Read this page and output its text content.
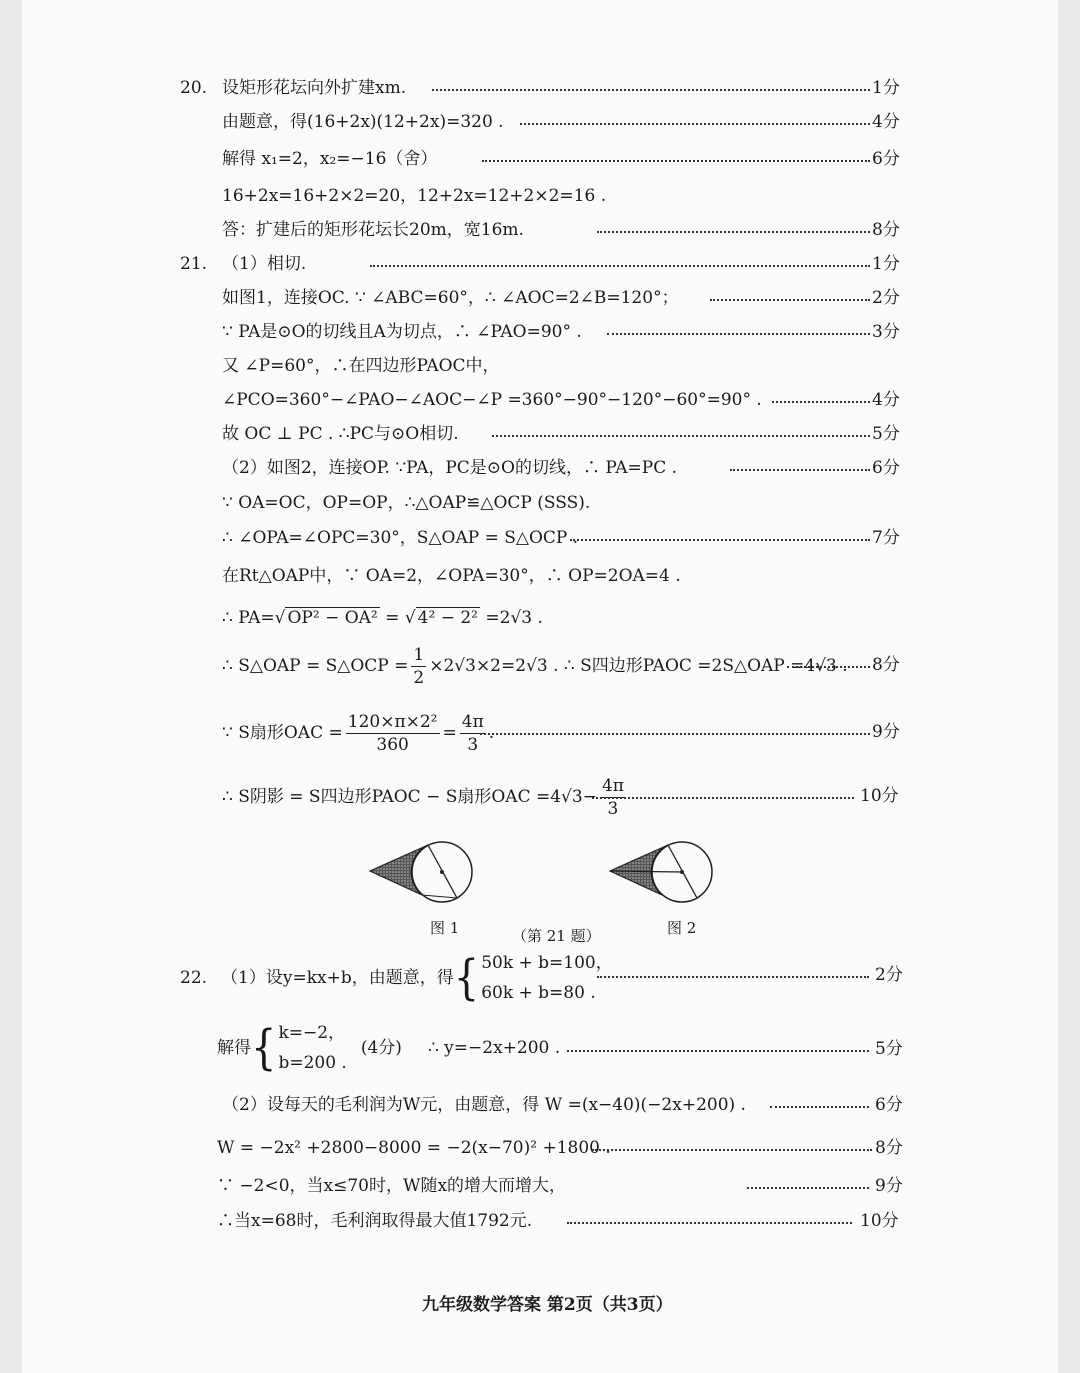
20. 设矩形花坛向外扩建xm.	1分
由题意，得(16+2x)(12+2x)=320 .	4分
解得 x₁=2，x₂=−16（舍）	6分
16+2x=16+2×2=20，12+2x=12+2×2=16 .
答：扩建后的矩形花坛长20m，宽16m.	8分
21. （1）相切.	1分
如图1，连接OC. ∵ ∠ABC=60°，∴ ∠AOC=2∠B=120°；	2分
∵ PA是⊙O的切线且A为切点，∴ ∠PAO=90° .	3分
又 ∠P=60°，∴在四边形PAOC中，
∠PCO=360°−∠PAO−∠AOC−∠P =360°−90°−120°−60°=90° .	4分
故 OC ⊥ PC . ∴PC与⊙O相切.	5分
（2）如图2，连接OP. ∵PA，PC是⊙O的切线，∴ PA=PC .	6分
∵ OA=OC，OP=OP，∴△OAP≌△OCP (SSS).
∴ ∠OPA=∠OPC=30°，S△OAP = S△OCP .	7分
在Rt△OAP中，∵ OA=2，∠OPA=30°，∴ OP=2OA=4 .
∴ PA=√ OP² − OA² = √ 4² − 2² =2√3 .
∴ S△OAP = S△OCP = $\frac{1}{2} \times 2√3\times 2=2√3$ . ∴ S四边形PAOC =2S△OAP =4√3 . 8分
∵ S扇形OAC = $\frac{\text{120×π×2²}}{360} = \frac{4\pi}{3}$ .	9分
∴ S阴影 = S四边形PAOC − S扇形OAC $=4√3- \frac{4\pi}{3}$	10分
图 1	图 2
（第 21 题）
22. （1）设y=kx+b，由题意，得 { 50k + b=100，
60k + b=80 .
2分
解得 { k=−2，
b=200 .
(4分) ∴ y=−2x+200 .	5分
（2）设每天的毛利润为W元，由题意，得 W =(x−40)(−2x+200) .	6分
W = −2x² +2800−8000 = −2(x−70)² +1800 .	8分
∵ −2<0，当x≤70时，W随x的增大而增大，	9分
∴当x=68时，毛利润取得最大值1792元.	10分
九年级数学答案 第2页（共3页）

___

Challenge :: A faithful copy of the records above is needed, with the pictures left out.

Answer below ::
Read this page and output its text content.
20. 设矩形花坛向外扩建xm.	1分
由题意，得(16+2x)(12+2x)=320 .	4分
解得 x₁=2，x₂=−16（舍）	6分
16+2x=16+2×2=20，12+2x=12+2×2=16 .
答：扩建后的矩形花坛长20m，宽16m.	8分
21. （1）相切.	1分
如图1，连接OC. ∵ ∠ABC=60°，∴ ∠AOC=2∠B=120°；	2分
∵ PA是⊙O的切线且A为切点，∴ ∠PAO=90° .	3分
又 ∠P=60°，∴在四边形PAOC中，
∠PCO=360°−∠PAO−∠AOC−∠P =360°−90°−120°−60°=90° .	4分
故 OC ⊥ PC . ∴PC与⊙O相切.	5分
（2）如图2，连接OP. ∵PA，PC是⊙O的切线，∴ PA=PC .	6分
∵ OA=OC，OP=OP，∴△OAP≌△OCP (SSS).
∴ ∠OPA=∠OPC=30°，S△OAP = S△OCP .	7分
在Rt△OAP中，∵ OA=2，∠OPA=30°，∴ OP=2OA=4 .
∴ PA=√ OP² − OA² = √ 4² − 2² =2√3 .
∴ S△OAP = S△OCP = $\frac{1}{2} \times 2√3\times 2=2√3$ . ∴ S四边形PAOC =2S△OAP =4√3 . 8分
∵ S扇形OAC = $\frac{\text{120×π×2²}}{360} = \frac{4\pi}{3}$ .	9分
∴ S阴影 = S四边形PAOC − S扇形OAC $=4√3- \frac{4\pi}{3}$	10分
图 1	图 2
（第 21 题）
22. （1）设y=kx+b，由题意，得 { 50k + b=100，
60k + b=80 .
2分
解得 { k=−2，
b=200 .
(4分) ∴ y=−2x+200 .	5分
（2）设每天的毛利润为W元，由题意，得 W =(x−40)(−2x+200) .	6分
W = −2x² +2800−8000 = −2(x−70)² +1800 .	8分
∵ −2<0，当x≤70时，W随x的增大而增大，	9分
∴当x=68时，毛利润取得最大值1792元.	10分
九年级数学答案 第2页（共3页）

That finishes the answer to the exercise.